CHALLENGE: Print every entry word for word, but omit the pictures.
--- THE INPUT ---
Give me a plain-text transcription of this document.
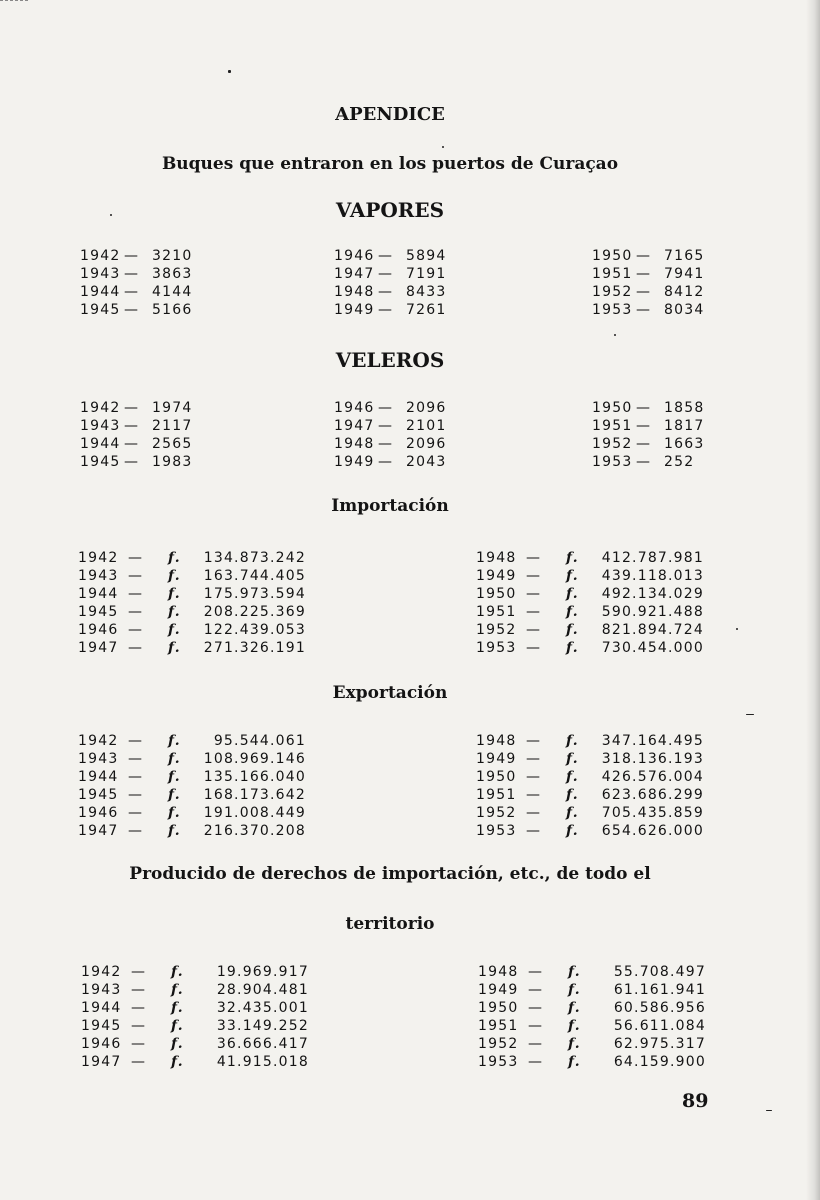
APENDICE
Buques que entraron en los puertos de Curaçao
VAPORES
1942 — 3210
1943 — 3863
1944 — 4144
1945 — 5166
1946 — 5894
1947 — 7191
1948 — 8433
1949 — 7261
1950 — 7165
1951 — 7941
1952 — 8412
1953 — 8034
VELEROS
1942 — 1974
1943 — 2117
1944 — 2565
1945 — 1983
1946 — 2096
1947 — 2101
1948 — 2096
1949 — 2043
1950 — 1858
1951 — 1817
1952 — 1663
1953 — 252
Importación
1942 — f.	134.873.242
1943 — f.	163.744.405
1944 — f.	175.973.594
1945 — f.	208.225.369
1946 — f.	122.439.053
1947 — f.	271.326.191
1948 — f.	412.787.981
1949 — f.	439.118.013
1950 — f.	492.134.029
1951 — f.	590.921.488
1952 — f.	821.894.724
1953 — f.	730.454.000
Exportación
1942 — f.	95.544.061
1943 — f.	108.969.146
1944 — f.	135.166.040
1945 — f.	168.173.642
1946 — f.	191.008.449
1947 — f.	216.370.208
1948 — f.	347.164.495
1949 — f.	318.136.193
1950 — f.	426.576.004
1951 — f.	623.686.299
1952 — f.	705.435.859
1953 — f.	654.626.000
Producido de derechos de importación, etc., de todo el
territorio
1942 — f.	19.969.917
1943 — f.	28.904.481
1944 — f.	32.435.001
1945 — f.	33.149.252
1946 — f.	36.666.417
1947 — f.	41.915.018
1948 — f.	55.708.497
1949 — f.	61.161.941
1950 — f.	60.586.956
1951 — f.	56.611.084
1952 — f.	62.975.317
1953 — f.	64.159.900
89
---
FULL SOLUTION:
Give me a plain-text transcription of this document.
APENDICE
Buques que entraron en los puertos de Curaçao
VAPORES
1942 — 3210
1943 — 3863
1944 — 4144
1945 — 5166
1946 — 5894
1947 — 7191
1948 — 8433
1949 — 7261
1950 — 7165
1951 — 7941
1952 — 8412
1953 — 8034
VELEROS
1942 — 1974
1943 — 2117
1944 — 2565
1945 — 1983
1946 — 2096
1947 — 2101
1948 — 2096
1949 — 2043
1950 — 1858
1951 — 1817
1952 — 1663
1953 — 252
Importación
1942 — f.	134.873.242
1943 — f.	163.744.405
1944 — f.	175.973.594
1945 — f.	208.225.369
1946 — f.	122.439.053
1947 — f.	271.326.191
1948 — f.	412.787.981
1949 — f.	439.118.013
1950 — f.	492.134.029
1951 — f.	590.921.488
1952 — f.	821.894.724
1953 — f.	730.454.000
Exportación
1942 — f.	95.544.061
1943 — f.	108.969.146
1944 — f.	135.166.040
1945 — f.	168.173.642
1946 — f.	191.008.449
1947 — f.	216.370.208
1948 — f.	347.164.495
1949 — f.	318.136.193
1950 — f.	426.576.004
1951 — f.	623.686.299
1952 — f.	705.435.859
1953 — f.	654.626.000
Producido de derechos de importación, etc., de todo el
territorio
1942 — f.	19.969.917
1943 — f.	28.904.481
1944 — f.	32.435.001
1945 — f.	33.149.252
1946 — f.	36.666.417
1947 — f.	41.915.018
1948 — f.	55.708.497
1949 — f.	61.161.941
1950 — f.	60.586.956
1951 — f.	56.611.084
1952 — f.	62.975.317
1953 — f.	64.159.900
89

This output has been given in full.